WRITTEN REQUEST
Display every line in the items below that contains the string "addedi".

DATASET RECORDS
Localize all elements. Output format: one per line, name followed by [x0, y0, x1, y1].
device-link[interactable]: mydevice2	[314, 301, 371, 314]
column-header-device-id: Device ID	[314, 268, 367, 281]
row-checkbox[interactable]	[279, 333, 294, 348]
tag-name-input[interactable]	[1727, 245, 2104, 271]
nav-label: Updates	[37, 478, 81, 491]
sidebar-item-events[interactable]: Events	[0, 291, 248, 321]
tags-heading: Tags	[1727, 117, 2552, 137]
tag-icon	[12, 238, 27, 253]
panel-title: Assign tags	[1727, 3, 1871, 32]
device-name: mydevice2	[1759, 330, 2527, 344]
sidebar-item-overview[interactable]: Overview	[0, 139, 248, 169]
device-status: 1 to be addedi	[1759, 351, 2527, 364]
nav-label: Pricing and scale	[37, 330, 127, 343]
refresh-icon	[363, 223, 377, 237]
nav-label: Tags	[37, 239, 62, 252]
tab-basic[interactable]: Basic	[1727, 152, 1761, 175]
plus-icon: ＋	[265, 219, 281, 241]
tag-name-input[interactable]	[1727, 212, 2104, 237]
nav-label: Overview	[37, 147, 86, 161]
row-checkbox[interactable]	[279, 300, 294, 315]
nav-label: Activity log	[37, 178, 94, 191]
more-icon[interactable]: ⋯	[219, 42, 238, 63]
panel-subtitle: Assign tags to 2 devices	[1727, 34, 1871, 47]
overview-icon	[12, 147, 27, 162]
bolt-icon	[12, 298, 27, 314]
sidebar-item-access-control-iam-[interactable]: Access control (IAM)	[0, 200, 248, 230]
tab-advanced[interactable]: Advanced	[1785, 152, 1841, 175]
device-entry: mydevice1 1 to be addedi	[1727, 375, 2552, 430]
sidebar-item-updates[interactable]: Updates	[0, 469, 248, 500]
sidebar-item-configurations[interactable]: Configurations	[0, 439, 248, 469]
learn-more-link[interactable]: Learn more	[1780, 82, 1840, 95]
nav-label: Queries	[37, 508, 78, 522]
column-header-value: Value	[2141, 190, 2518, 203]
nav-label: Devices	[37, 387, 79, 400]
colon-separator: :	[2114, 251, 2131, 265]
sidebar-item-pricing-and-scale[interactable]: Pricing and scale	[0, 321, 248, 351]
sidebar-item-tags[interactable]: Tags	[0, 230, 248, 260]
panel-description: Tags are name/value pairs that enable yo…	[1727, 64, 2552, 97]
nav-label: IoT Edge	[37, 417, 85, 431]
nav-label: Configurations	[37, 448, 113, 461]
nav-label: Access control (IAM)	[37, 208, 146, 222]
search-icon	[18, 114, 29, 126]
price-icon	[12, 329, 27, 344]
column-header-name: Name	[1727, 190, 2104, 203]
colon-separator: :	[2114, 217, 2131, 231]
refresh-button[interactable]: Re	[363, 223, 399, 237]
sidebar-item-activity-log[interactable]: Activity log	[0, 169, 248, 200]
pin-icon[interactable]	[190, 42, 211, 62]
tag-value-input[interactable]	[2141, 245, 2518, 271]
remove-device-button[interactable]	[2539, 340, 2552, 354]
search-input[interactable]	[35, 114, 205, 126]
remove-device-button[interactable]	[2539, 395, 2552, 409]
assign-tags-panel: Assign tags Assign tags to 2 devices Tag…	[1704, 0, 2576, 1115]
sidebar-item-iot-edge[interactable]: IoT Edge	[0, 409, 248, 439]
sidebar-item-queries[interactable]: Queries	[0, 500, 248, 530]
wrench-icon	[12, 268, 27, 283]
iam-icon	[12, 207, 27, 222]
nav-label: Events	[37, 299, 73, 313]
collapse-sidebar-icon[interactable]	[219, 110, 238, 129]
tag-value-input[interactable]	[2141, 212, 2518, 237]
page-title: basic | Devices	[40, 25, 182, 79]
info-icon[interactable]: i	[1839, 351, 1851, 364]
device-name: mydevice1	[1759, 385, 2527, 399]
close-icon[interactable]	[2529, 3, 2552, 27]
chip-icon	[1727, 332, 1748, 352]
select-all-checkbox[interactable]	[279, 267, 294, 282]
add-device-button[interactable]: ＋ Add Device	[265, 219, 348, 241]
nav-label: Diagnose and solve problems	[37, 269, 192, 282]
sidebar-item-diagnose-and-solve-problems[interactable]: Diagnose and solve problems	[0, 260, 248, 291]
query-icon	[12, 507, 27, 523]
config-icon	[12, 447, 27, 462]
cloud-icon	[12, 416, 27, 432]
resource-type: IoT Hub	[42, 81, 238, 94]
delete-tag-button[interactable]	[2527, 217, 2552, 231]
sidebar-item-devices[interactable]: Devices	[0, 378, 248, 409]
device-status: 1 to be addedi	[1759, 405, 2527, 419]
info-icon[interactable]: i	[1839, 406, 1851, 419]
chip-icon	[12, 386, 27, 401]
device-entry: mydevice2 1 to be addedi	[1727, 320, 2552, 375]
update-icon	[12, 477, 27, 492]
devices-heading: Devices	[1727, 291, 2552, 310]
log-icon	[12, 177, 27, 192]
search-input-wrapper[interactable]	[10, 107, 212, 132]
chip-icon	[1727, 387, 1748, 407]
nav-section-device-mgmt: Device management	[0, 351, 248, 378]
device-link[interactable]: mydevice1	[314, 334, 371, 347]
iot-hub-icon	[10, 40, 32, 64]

WRITTEN REPLY
device-status: 1 to be addedi	[1759, 351, 2527, 364]
device-entry: mydevice1 1 to be addedi	[1727, 375, 2552, 430]
device-status: 1 to be addedi	[1759, 405, 2527, 419]
device-entry: mydevice2 1 to be addedi	[1727, 320, 2552, 375]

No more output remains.